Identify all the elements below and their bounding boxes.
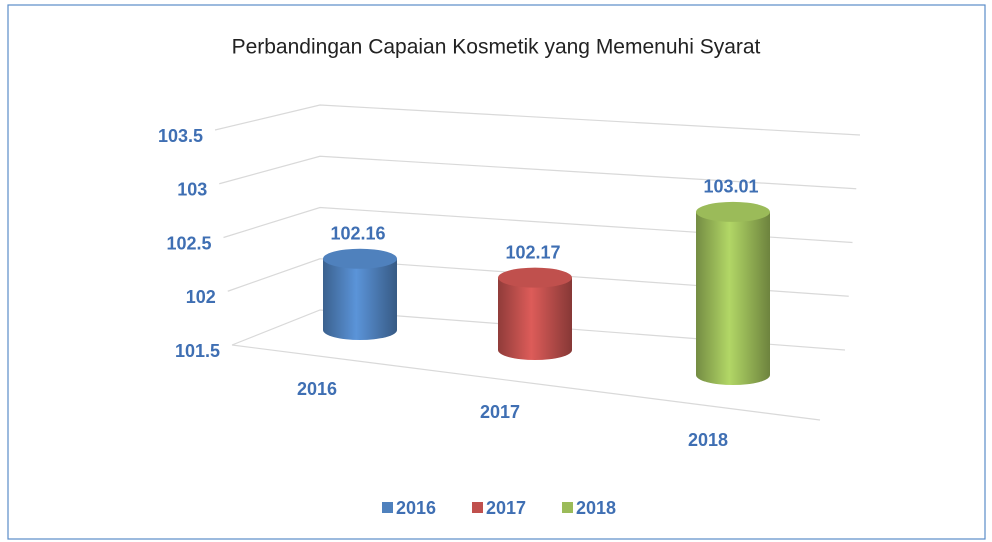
y-tick-label: 102.5: [166, 233, 211, 253]
legend-swatch: [472, 502, 483, 513]
y-tick-label: 103.5: [158, 126, 203, 146]
floor-edge: [231, 344, 821, 421]
grid-line: [214, 104, 861, 136]
bar-top: [696, 201, 770, 222]
grid-line: [231, 309, 846, 351]
data-label: 102.17: [505, 242, 560, 262]
x-tick-label: 2017: [480, 402, 520, 422]
legend-label: 2018: [576, 498, 616, 518]
bar: [323, 258, 397, 330]
bar: [696, 211, 770, 375]
grid-line: [219, 155, 857, 190]
grid-line: [223, 206, 853, 244]
bar-top: [498, 267, 572, 288]
legend-swatch: [562, 502, 573, 513]
x-tick-label: 2016: [297, 379, 337, 399]
legend-label: 2017: [486, 498, 526, 518]
legend-swatch: [382, 502, 393, 513]
chart-frame: [7, 4, 986, 540]
x-tick-label: 2018: [688, 430, 728, 450]
grid-line: [227, 258, 849, 297]
data-label: 103.01: [703, 177, 758, 197]
y-tick-label: 103: [177, 180, 207, 200]
bar: [498, 277, 572, 350]
y-tick-label: 102: [186, 287, 216, 307]
data-label: 102.16: [330, 223, 385, 243]
bar-top: [323, 248, 397, 269]
chart-title: Perbandingan Capaian Kosmetik yang Memen…: [232, 36, 761, 59]
y-tick-label: 101.5: [175, 341, 220, 361]
legend-label: 2016: [396, 498, 436, 518]
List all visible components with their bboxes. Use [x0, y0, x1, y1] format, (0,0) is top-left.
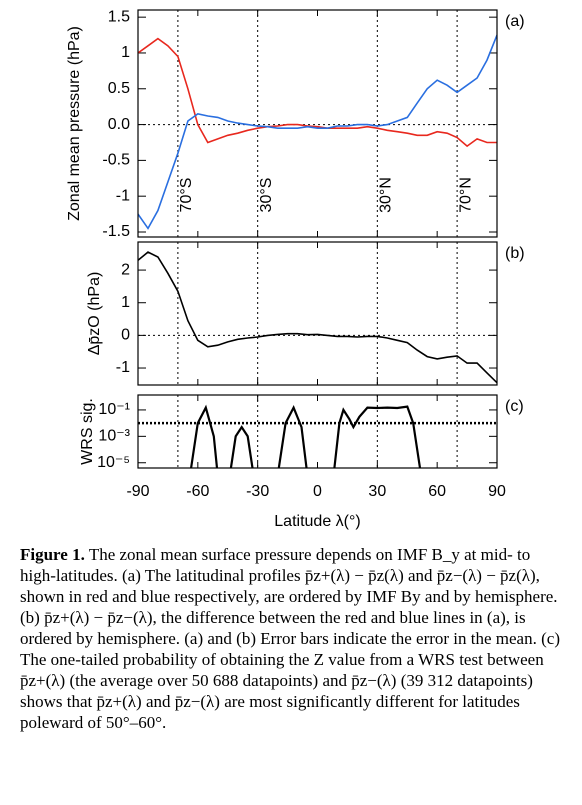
x-tick-label: 0 [313, 483, 322, 500]
data-line [138, 37, 497, 148]
latitude-label: 30°N [378, 177, 395, 213]
y-tick-label: 1.5 [108, 8, 130, 25]
y-tick-label: 0.5 [108, 80, 130, 97]
plot-frame [137, 394, 498, 469]
plot-frame [137, 241, 498, 386]
figure: 70°S 30°S 30°N 70°N 1.5 1 0.5 0.0 -0.5 -1 -1.5 (a) Z… [66, 8, 525, 530]
y-tick-label: -0.5 [102, 152, 130, 169]
data-line [138, 34, 497, 230]
caption-text: The zonal mean surface pressure depends … [20, 545, 560, 732]
x-tick-label: 30 [368, 483, 386, 500]
panel-label: (a) [505, 13, 525, 30]
y-axis-label: Zonal mean pressure (hPa) [66, 26, 83, 221]
data-line [189, 404, 422, 468]
data-line [138, 251, 497, 384]
plot-frame [137, 9, 498, 238]
y-tick-label: -1 [116, 359, 130, 376]
panel-label: (c) [505, 398, 524, 415]
latitude-label: 30°S [258, 178, 275, 213]
y-tick-label: 0.0 [108, 116, 130, 133]
x-tick-label: 60 [428, 483, 446, 500]
y-tick-label: 1 [121, 44, 130, 61]
x-tick-label: -90 [126, 483, 149, 500]
x-tick-label: 90 [488, 483, 506, 500]
y-tick-label: 2 [121, 261, 130, 278]
y-tick-label: 1 [121, 294, 130, 311]
y-axis-label: WRS sig. [79, 398, 96, 465]
caption-label: Figure 1. [20, 545, 85, 564]
x-tick-label: -60 [186, 483, 209, 500]
latitude-label: 70°S [178, 178, 195, 213]
latitude-label: 70°N [457, 177, 474, 213]
y-tick-label: -1 [116, 187, 130, 204]
y-tick-label: 10⁻³ [98, 428, 130, 445]
y-tick-label: -1.5 [102, 223, 130, 240]
caption: Figure 1. The zonal mean surface pressur… [20, 544, 568, 733]
y-tick-label: 10⁻¹ [98, 401, 130, 418]
y-tick-label: 10⁻⁵ [97, 454, 130, 471]
y-axis-label: Δp̄zO (hPa) [86, 272, 103, 356]
panel-label: (b) [505, 245, 525, 262]
x-axis-label: Latitude λ(°) [274, 513, 360, 530]
x-tick-label: -30 [246, 483, 269, 500]
y-tick-label: 0 [121, 327, 130, 344]
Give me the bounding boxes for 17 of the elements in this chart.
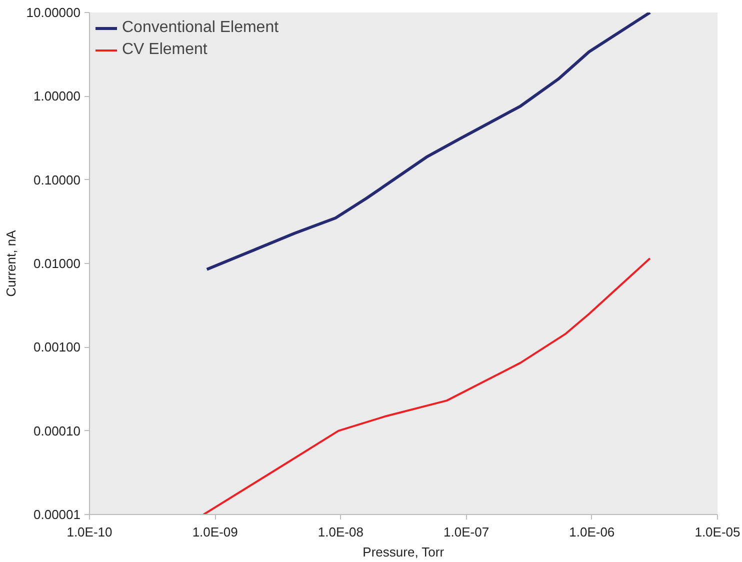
x-tick-label: 1.0E-06	[569, 524, 615, 540]
x-tick-label: 1.0E-09	[192, 524, 238, 540]
x-tick-label: 1.0E-05	[694, 524, 740, 540]
y-axis-title: Current, nA	[3, 230, 18, 297]
x-tick-label: 1.0E-07	[444, 524, 490, 540]
x-axis-title: Pressure, Torr	[362, 544, 445, 560]
y-tick-label: 10.00000	[26, 5, 81, 20]
y-tick-label: 0.00001	[34, 507, 81, 522]
legend-label: Conventional Element	[122, 19, 279, 37]
y-tick-label: 1.00000	[34, 88, 81, 104]
y-tick-label: 0.00010	[34, 423, 81, 438]
y-tick-label: 0.10000	[34, 172, 81, 188]
x-tick-label: 1.0E-10	[66, 524, 112, 540]
x-tick-label: 1.0E-08	[318, 524, 364, 540]
y-tick-label: 0.00100	[34, 340, 81, 355]
legend-label: CV Element	[122, 41, 208, 59]
y-tick-label: 0.01000	[34, 256, 81, 271]
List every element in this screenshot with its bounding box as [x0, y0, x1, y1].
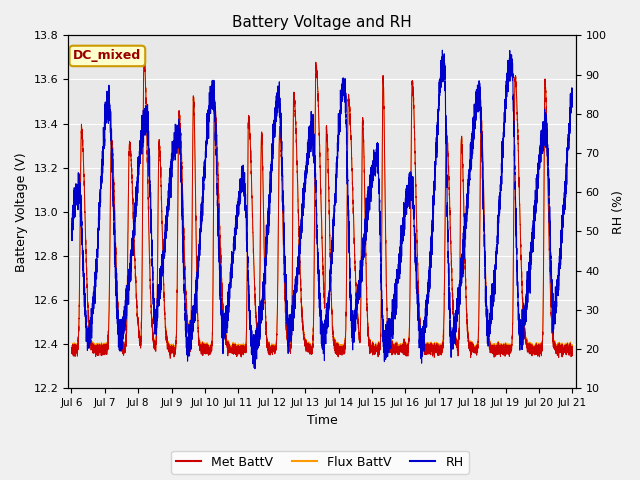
Flux BattV: [238, 347, 246, 353]
Met BattV: [238, 349, 246, 355]
Met BattV: [434, 343, 442, 348]
Flux BattV: [448, 276, 456, 282]
RH: [434, 131, 442, 137]
RH: [448, 331, 456, 337]
Met BattV: [548, 313, 556, 319]
Flux BattV: [541, 82, 549, 88]
Flux BattV: [568, 343, 576, 349]
RH: [568, 85, 576, 91]
RH: [305, 145, 312, 151]
Met BattV: [541, 82, 549, 88]
Flux BattV: [68, 348, 76, 354]
Met BattV: [448, 278, 456, 284]
Flux BattV: [548, 312, 556, 318]
RH: [548, 266, 556, 272]
Line: RH: RH: [72, 50, 572, 369]
Flux BattV: [141, 54, 148, 60]
X-axis label: Time: Time: [307, 414, 337, 427]
Title: Battery Voltage and RH: Battery Voltage and RH: [232, 15, 412, 30]
Line: Met BattV: Met BattV: [72, 56, 572, 359]
RH: [251, 366, 259, 372]
Y-axis label: RH (%): RH (%): [612, 190, 625, 234]
Met BattV: [68, 351, 76, 357]
Text: DC_mixed: DC_mixed: [73, 49, 141, 62]
Flux BattV: [434, 341, 442, 347]
Met BattV: [141, 53, 148, 59]
RH: [68, 226, 76, 232]
Y-axis label: Battery Voltage (V): Battery Voltage (V): [15, 152, 28, 272]
Met BattV: [166, 356, 174, 361]
Met BattV: [568, 345, 576, 351]
RH: [541, 131, 549, 136]
RH: [238, 163, 246, 169]
RH: [438, 48, 446, 53]
Legend: Met BattV, Flux BattV, RH: Met BattV, Flux BattV, RH: [172, 451, 468, 474]
Met BattV: [305, 347, 312, 353]
Flux BattV: [305, 345, 312, 350]
Flux BattV: [166, 352, 174, 358]
Line: Flux BattV: Flux BattV: [72, 57, 572, 355]
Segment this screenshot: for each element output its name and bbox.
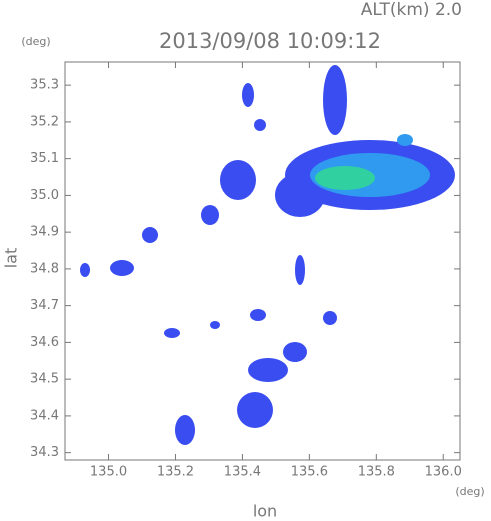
- x-tick-label: 135.6: [291, 465, 328, 480]
- chart-subtitle: ALT(km) 2.0: [361, 0, 462, 20]
- y-tick-label: 35.2: [30, 114, 59, 129]
- x-tick-label: 135.4: [224, 465, 261, 480]
- y-tick-label: 34.8: [30, 261, 59, 276]
- x-unit: (deg): [455, 485, 484, 498]
- x-axis-label: lon: [253, 502, 277, 521]
- y-axis-label: lat: [2, 248, 21, 269]
- x-tick-label: 136.0: [425, 465, 462, 480]
- x-tick-label: 135.2: [157, 465, 194, 480]
- plot-frame: [64, 61, 461, 461]
- y-tick-label: 34.6: [30, 335, 59, 350]
- y-tick-label: 34.3: [30, 445, 59, 460]
- x-tick-label: 135.8: [358, 465, 395, 480]
- y-tick-label: 34.9: [30, 225, 59, 240]
- y-tick-label: 34.7: [30, 298, 59, 313]
- y-tick-label: 34.5: [30, 372, 59, 387]
- y-unit: (deg): [21, 35, 50, 48]
- y-tick-label: 35.0: [30, 188, 59, 203]
- y-tick-label: 35.3: [30, 78, 59, 93]
- chart-title: 2013/09/08 10:09:12: [159, 29, 381, 53]
- y-tick-label: 35.1: [30, 151, 59, 166]
- radar-echoes: [80, 65, 455, 445]
- y-tick-label: 34.4: [30, 408, 59, 423]
- x-tick-label: 135.0: [90, 465, 127, 480]
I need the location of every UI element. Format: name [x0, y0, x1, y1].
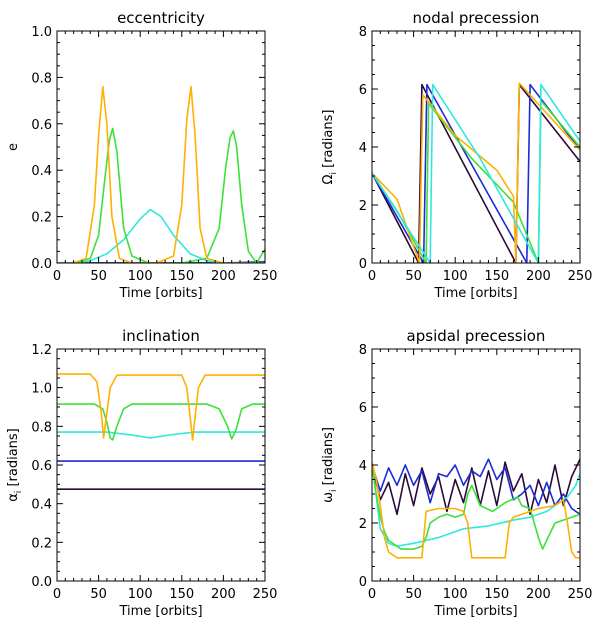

************

Exercise task: Print the rows above from the line with "x-tick-label: 0 [313, 483, 322, 500]" to the line with "x-tick-label: 30 [368, 483, 386, 500]", keeping every character as it appears.

Response to the exercise:
x-tick-label: 0 [313, 483, 322, 500]
data-line [138, 37, 497, 148]
latitude-label: 30°N [378, 177, 395, 213]
y-tick-label: 1.5 [108, 8, 130, 25]
y-tick-label: 0.5 [108, 80, 130, 97]
plot-frame [137, 394, 498, 469]
plot-frame [137, 241, 498, 386]
figure: 70°S 30°S 30°N 70°N 1.5 1 0.5 0.0 -0.5 -1 -1.5 (a) Z… [66, 8, 525, 530]
y-tick-label: -0.5 [102, 152, 130, 169]
data-line [138, 34, 497, 230]
caption-text: The zonal mean surface pressure depends … [20, 545, 560, 732]
x-tick-label: 30 [368, 483, 386, 500]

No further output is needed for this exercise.